> Your objective
Give an exact transcription of every line, dropping the images.

> Recorded information
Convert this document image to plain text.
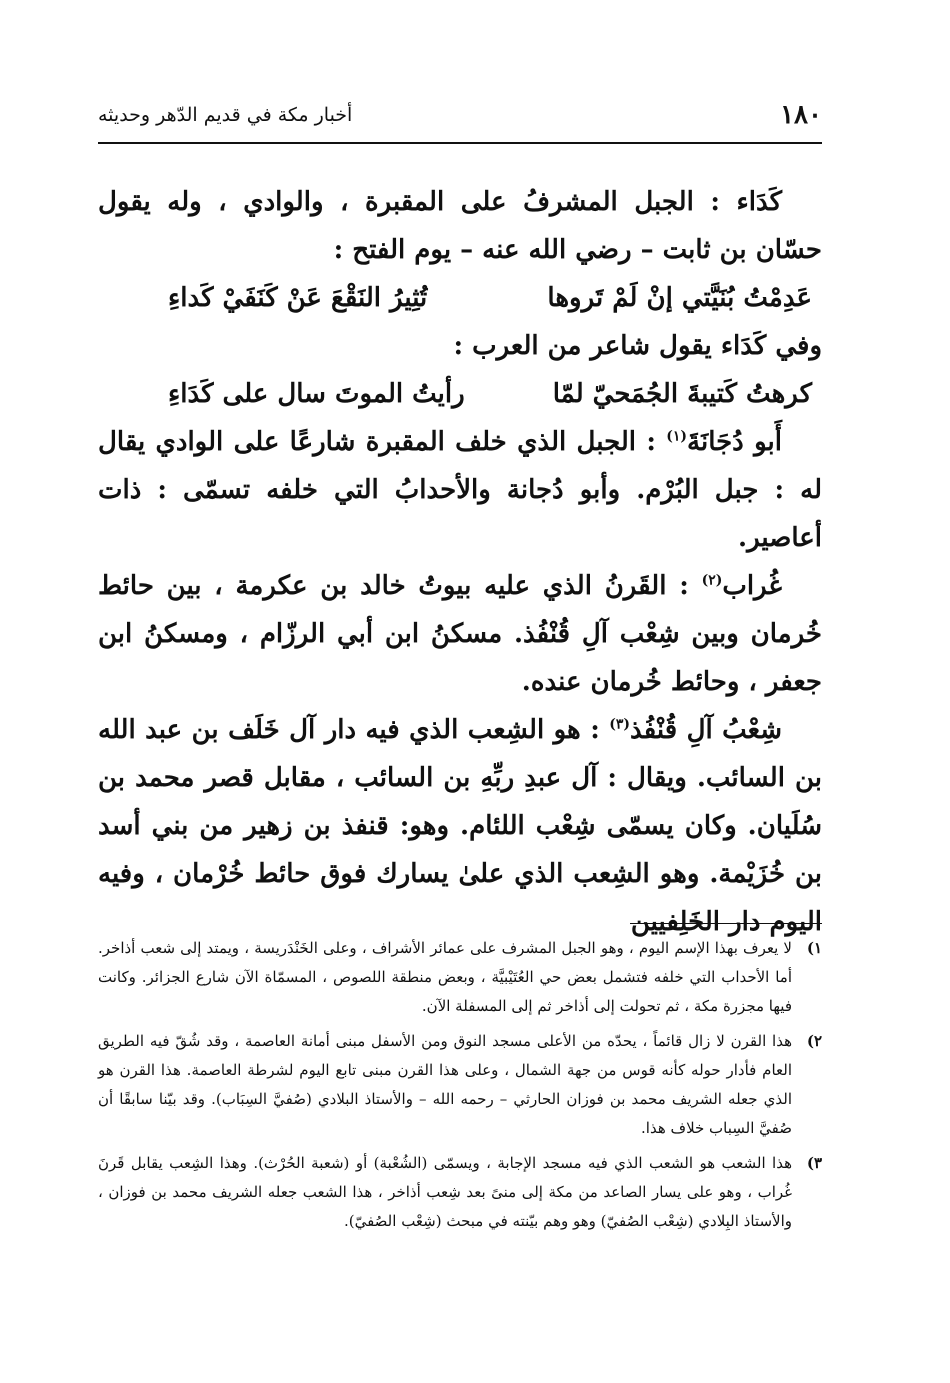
١٨٠
أخبار مكة في قديم الدّهر وحديثه

كَدَاء : الجبل المشرفُ على المقبرة ، والوادي ، وله يقول حسّان بن ثابت – رضي الله عنه – يوم الفتح :

عَدِمْتُ بُنَيَّتي إنْ لَمْ تَروها
تُثِيرُ النَقْعَ عَنْ كَنَفَيْ كَداءِ

وفي كَدَاء يقول شاعر من العرب :

كرهتُ كَتيبةَ الجُمَحيّ لمّا
رأيتُ الموتَ سال على كَدَاءِ

أَبو دُجَانَةَ$^{(١)}$ : الجبل الذي خلف المقبرة شارعًا على الوادي يقال له : جبل البُرْم. وأبو دُجانة والأحدابُ التي خلفه تسمّى : ذات أعاصير.

غُراب$^{(٢)}$ : القَرنُ الذي عليه بيوتُ خالد بن عكرمة ، بين حائط خُرمان وبين شِعْب آلِ قُنْفُذ. مسكنُ ابن أبي الرزّام ، ومسكنُ ابن جعفر ، وحائط خُرمان عنده.

شِعْبُ آلِ قُنْفُذ$^{(٣)}$ : هو الشِعب الذي فيه دار آل خَلَف بن عبد الله بن السائب. ويقال : آل عبدِ ربِّهِ بن السائب ، مقابل قصر محمد بن سُلَيان. وكان يسمّى شِعْب اللئام. وهو: قنفذ بن زهير من بني أسد بن خُزَيْمة. وهو الشِعب الذي علىٰ يسارك فوق حائط خُرْمان ، وفيه اليوم دار الخَلِفيين

١)
لا يعرف بهذا الإسم اليوم ، وهو الجبل المشرف على عمائر الأشراف ، وعلى الخَنْدَريسة ، ويمتد إلى شعب أذاخر. أما الأحداب التي خلفه فتشمل بعض حي العُتَيْبيَّة ، وبعض منطقة اللصوص ، المسمّاة الآن شارع الجزائر. وكانت فيها مجزرة مكة ، ثم تحولت إلى أذاخر ثم إلى المسفلة الآن.
٢)
هذا القرن لا زال قائماً ، يحدّه من الأعلى مسجد النوق ومن الأسفل مبنى أمانة العاصمة ، وقد شُقّ فيه الطريق العام فأدار حوله كأنه قوس من جهة الشمال ، وعلى هذا القرن مبنى تابع اليوم لشرطة العاصمة. هذا القرن هو الذي جعله الشريف محمد بن فوزان الحارثي – رحمه الله – والأستاذ البلادي (صُفيَّ السِبَاب). وقد بيّنا سابقًا أن صُفيَّ السِباب خلاف هذا.
٣)
هذا الشعب هو الشعب الذي فيه مسجد الإجابة ، ويسمّى (الشُعْبة) أو (شعبة الحُرْث). وهذا الشِعب يقابل قَرنَ غُراب ، وهو على يسار الصاعد من مكة إلى منىً بعد شِعب أذاخر ، هذا الشعب جعله الشريف محمد بن فوزان ، والأستاذ البِلادي (شِعْب الصُفيّ) وهو وهم بيّنته في مبحث (شِعْب الصُفيّ).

> Right answer
Convert this document image to plain text.
١٨٠
أخبار مكة في قديم الدّهر وحديثه

كَدَاء : الجبل المشرفُ على المقبرة ، والوادي ، وله يقول حسّان بن ثابت – رضي الله عنه – يوم الفتح :

عَدِمْتُ بُنَيَّتي إنْ لَمْ تَروها
تُثِيرُ النَقْعَ عَنْ كَنَفَيْ كَداءِ

وفي كَدَاء يقول شاعر من العرب :

كرهتُ كَتيبةَ الجُمَحيّ لمّا
رأيتُ الموتَ سال على كَدَاءِ

أَبو دُجَانَةَ$^{(١)}$ : الجبل الذي خلف المقبرة شارعًا على الوادي يقال له : جبل البُرْم. وأبو دُجانة والأحدابُ التي خلفه تسمّى : ذات أعاصير.

غُراب$^{(٢)}$ : القَرنُ الذي عليه بيوتُ خالد بن عكرمة ، بين حائط خُرمان وبين شِعْب آلِ قُنْفُذ. مسكنُ ابن أبي الرزّام ، ومسكنُ ابن جعفر ، وحائط خُرمان عنده.

شِعْبُ آلِ قُنْفُذ$^{(٣)}$ : هو الشِعب الذي فيه دار آل خَلَف بن عبد الله بن السائب. ويقال : آل عبدِ ربِّهِ بن السائب ، مقابل قصر محمد بن سُلَيان. وكان يسمّى شِعْب اللئام. وهو: قنفذ بن زهير من بني أسد بن خُزَيْمة. وهو الشِعب الذي علىٰ يسارك فوق حائط خُرْمان ، وفيه اليوم دار الخَلِفيين

١)
لا يعرف بهذا الإسم اليوم ، وهو الجبل المشرف على عمائر الأشراف ، وعلى الخَنْدَريسة ، ويمتد إلى شعب أذاخر. أما الأحداب التي خلفه فتشمل بعض حي العُتَيْبيَّة ، وبعض منطقة اللصوص ، المسمّاة الآن شارع الجزائر. وكانت فيها مجزرة مكة ، ثم تحولت إلى أذاخر ثم إلى المسفلة الآن.
٢)
هذا القرن لا زال قائماً ، يحدّه من الأعلى مسجد النوق ومن الأسفل مبنى أمانة العاصمة ، وقد شُقّ فيه الطريق العام فأدار حوله كأنه قوس من جهة الشمال ، وعلى هذا القرن مبنى تابع اليوم لشرطة العاصمة. هذا القرن هو الذي جعله الشريف محمد بن فوزان الحارثي – رحمه الله – والأستاذ البلادي (صُفيَّ السِبَاب). وقد بيّنا سابقًا أن صُفيَّ السِباب خلاف هذا.
٣)
هذا الشعب هو الشعب الذي فيه مسجد الإجابة ، ويسمّى (الشُعْبة) أو (شعبة الحُرْث). وهذا الشِعب يقابل قَرنَ غُراب ، وهو على يسار الصاعد من مكة إلى منىً بعد شِعب أذاخر ، هذا الشعب جعله الشريف محمد بن فوزان ، والأستاذ البِلادي (شِعْب الصُفيّ) وهو وهم بيّنته في مبحث (شِعْب الصُفيّ).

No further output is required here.